▸ **WHAT IS NEEDED**
Give the listing below again in full, exactly as written.

━━ DATA EXTRACT ━━

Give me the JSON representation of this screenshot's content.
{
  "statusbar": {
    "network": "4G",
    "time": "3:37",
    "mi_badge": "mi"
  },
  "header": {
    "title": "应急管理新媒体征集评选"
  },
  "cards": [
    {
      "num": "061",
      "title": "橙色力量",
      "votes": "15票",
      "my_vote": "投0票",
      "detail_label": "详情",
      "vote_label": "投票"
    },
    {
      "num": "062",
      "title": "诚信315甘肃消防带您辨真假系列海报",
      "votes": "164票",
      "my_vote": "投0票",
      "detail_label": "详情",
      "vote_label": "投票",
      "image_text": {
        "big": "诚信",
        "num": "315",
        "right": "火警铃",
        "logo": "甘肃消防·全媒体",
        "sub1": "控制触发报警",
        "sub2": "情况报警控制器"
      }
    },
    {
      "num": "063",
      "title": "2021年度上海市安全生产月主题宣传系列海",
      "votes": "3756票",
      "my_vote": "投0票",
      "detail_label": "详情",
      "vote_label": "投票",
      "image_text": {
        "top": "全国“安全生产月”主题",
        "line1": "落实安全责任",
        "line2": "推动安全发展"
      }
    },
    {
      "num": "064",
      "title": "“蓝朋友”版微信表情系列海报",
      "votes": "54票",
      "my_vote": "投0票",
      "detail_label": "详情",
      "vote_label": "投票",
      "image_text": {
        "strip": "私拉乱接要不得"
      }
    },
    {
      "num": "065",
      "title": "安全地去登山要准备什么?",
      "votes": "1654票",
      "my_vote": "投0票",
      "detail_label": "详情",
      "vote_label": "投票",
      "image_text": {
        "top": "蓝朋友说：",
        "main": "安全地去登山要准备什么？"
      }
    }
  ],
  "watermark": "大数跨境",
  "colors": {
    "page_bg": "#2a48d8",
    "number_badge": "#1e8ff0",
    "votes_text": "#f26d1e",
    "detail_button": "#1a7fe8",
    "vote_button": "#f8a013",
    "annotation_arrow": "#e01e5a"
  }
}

━━━

▸ **WORKED SOLUTION**
Give me the JSON representation of this screenshot's content.
{
  "statusbar": {
    "network": "4G",
    "time": "3:37",
    "mi_badge": "mi"
  },
  "header": {
    "title": "应急管理新媒体征集评选"
  },
  "cards": [
    {
      "num": "061",
      "title": "橙色力量",
      "votes": "15票",
      "my_vote": "投0票",
      "detail_label": "详情",
      "vote_label": "投票"
    },
    {
      "num": "062",
      "title": "诚信315甘肃消防带您辨真假系列海报",
      "votes": "164票",
      "my_vote": "投0票",
      "detail_label": "详情",
      "vote_label": "投票",
      "image_text": {
        "big": "诚信",
        "num": "315",
        "right": "火警铃",
        "logo": "甘肃消防·全媒体",
        "sub1": "控制触发报警",
        "sub2": "情况报警控制器"
      }
    },
    {
      "num": "063",
      "title": "2021年度上海市安全生产月主题宣传系列海",
      "votes": "3756票",
      "my_vote": "投0票",
      "detail_label": "详情",
      "vote_label": "投票",
      "image_text": {
        "top": "全国“安全生产月”主题",
        "line1": "落实安全责任",
        "line2": "推动安全发展"
      }
    },
    {
      "num": "064",
      "title": "“蓝朋友”版微信表情系列海报",
      "votes": "54票",
      "my_vote": "投0票",
      "detail_label": "详情",
      "vote_label": "投票",
      "image_text": {
        "strip": "私拉乱接要不得"
      }
    },
    {
      "num": "065",
      "title": "安全地去登山要准备什么?",
      "votes": "1654票",
      "my_vote": "投0票",
      "detail_label": "详情",
      "vote_label": "投票",
      "image_text": {
        "top": "蓝朋友说：",
        "main": "安全地去登山要准备什么？"
      }
    }
  ],
  "watermark": "大数跨境",
  "colors": {
    "page_bg": "#2a48d8",
    "number_badge": "#1e8ff0",
    "votes_text": "#f26d1e",
    "detail_button": "#1a7fe8",
    "vote_button": "#f8a013",
    "annotation_arrow": "#e01e5a"
  }
}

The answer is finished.